Extracted records:
┄┄┄┄┄┄┄┄┄┄
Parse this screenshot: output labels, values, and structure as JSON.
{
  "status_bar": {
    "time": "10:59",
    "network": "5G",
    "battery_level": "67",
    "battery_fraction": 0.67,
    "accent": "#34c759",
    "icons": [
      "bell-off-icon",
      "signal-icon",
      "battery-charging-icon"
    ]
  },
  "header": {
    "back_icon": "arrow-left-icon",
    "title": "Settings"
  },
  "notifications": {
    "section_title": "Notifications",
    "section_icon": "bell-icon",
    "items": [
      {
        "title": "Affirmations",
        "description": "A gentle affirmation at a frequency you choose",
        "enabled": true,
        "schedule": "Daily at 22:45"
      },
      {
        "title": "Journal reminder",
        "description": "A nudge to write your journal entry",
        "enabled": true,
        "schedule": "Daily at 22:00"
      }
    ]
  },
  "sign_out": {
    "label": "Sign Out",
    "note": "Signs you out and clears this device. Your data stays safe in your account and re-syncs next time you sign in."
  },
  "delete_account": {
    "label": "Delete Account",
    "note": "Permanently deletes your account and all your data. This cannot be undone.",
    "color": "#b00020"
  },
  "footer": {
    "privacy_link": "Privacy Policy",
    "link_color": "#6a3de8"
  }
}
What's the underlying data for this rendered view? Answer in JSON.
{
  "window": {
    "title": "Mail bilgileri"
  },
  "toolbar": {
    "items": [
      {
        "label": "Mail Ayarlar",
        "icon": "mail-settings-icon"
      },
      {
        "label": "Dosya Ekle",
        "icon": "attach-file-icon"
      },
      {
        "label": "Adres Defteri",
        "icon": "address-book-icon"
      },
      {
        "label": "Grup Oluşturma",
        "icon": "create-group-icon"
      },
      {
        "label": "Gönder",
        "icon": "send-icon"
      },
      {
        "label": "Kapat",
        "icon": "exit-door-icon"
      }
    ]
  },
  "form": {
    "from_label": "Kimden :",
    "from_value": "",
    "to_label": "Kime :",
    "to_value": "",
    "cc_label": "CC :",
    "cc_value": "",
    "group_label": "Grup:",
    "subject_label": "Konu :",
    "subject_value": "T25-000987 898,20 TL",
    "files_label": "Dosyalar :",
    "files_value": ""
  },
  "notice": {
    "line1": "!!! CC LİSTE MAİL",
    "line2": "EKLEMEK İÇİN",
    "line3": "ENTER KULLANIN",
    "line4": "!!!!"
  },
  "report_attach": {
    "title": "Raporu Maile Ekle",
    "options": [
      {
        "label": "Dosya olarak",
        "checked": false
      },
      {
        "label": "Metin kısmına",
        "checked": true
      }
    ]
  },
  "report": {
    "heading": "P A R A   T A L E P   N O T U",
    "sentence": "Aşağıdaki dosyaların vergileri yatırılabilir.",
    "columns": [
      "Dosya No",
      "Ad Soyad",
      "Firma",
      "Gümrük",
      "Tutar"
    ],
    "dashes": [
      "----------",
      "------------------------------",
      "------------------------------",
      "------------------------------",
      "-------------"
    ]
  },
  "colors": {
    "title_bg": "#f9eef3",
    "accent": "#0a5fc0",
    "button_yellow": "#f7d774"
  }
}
┄┄┄┄┄┄┄┄┄┄
Copy out each line of the entries that holds "note".

    "note": "Signs you out and clears this device. Your data stays safe in your account and re-syncs next time you sign in."
    "note": "Permanently deletes your account and all your data. This cannot be undone.",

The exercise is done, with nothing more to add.